(Exercise prompt) Write out the listing beneath this instruction in its entirety, exactly as it reads.

(Data records)

+++

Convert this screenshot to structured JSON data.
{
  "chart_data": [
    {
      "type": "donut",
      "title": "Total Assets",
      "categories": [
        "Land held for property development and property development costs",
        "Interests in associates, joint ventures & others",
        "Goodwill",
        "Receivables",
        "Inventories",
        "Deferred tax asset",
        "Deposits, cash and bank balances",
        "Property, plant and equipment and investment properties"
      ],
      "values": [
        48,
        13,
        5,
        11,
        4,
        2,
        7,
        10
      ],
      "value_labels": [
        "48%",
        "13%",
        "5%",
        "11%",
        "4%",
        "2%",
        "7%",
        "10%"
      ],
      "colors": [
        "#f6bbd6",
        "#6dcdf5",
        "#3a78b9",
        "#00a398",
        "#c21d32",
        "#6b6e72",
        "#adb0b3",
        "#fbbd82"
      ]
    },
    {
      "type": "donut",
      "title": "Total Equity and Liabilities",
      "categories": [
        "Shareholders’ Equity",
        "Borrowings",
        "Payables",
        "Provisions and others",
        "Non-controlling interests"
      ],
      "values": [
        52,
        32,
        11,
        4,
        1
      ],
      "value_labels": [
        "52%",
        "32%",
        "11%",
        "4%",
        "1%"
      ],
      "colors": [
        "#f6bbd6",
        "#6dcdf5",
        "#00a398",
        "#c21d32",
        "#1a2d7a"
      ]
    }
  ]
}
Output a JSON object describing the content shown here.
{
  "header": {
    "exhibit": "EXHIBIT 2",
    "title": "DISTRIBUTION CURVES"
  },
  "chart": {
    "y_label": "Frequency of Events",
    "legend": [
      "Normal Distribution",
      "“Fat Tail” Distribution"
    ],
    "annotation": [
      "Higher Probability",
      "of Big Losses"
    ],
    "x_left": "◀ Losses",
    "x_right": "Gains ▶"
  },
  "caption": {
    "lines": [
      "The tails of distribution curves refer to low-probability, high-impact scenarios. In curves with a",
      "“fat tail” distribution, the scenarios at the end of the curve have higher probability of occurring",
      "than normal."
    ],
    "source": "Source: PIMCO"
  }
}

+++

(Answer)
Convert this screenshot to structured JSON data.
{
  "chart_data": [
    {
      "type": "donut",
      "title": "Total Assets",
      "categories": [
        "Land held for property development and property development costs",
        "Interests in associates, joint ventures & others",
        "Goodwill",
        "Receivables",
        "Inventories",
        "Deferred tax asset",
        "Deposits, cash and bank balances",
        "Property, plant and equipment and investment properties"
      ],
      "values": [
        48,
        13,
        5,
        11,
        4,
        2,
        7,
        10
      ],
      "value_labels": [
        "48%",
        "13%",
        "5%",
        "11%",
        "4%",
        "2%",
        "7%",
        "10%"
      ],
      "colors": [
        "#f6bbd6",
        "#6dcdf5",
        "#3a78b9",
        "#00a398",
        "#c21d32",
        "#6b6e72",
        "#adb0b3",
        "#fbbd82"
      ]
    },
    {
      "type": "donut",
      "title": "Total Equity and Liabilities",
      "categories": [
        "Shareholders’ Equity",
        "Borrowings",
        "Payables",
        "Provisions and others",
        "Non-controlling interests"
      ],
      "values": [
        52,
        32,
        11,
        4,
        1
      ],
      "value_labels": [
        "52%",
        "32%",
        "11%",
        "4%",
        "1%"
      ],
      "colors": [
        "#f6bbd6",
        "#6dcdf5",
        "#00a398",
        "#c21d32",
        "#1a2d7a"
      ]
    }
  ]
}
Output a JSON object describing the content shown here.
{
  "header": {
    "exhibit": "EXHIBIT 2",
    "title": "DISTRIBUTION CURVES"
  },
  "chart": {
    "y_label": "Frequency of Events",
    "legend": [
      "Normal Distribution",
      "“Fat Tail” Distribution"
    ],
    "annotation": [
      "Higher Probability",
      "of Big Losses"
    ],
    "x_left": "◀ Losses",
    "x_right": "Gains ▶"
  },
  "caption": {
    "lines": [
      "The tails of distribution curves refer to low-probability, high-impact scenarios. In curves with a",
      "“fat tail” distribution, the scenarios at the end of the curve have higher probability of occurring",
      "than normal."
    ],
    "source": "Source: PIMCO"
  }
}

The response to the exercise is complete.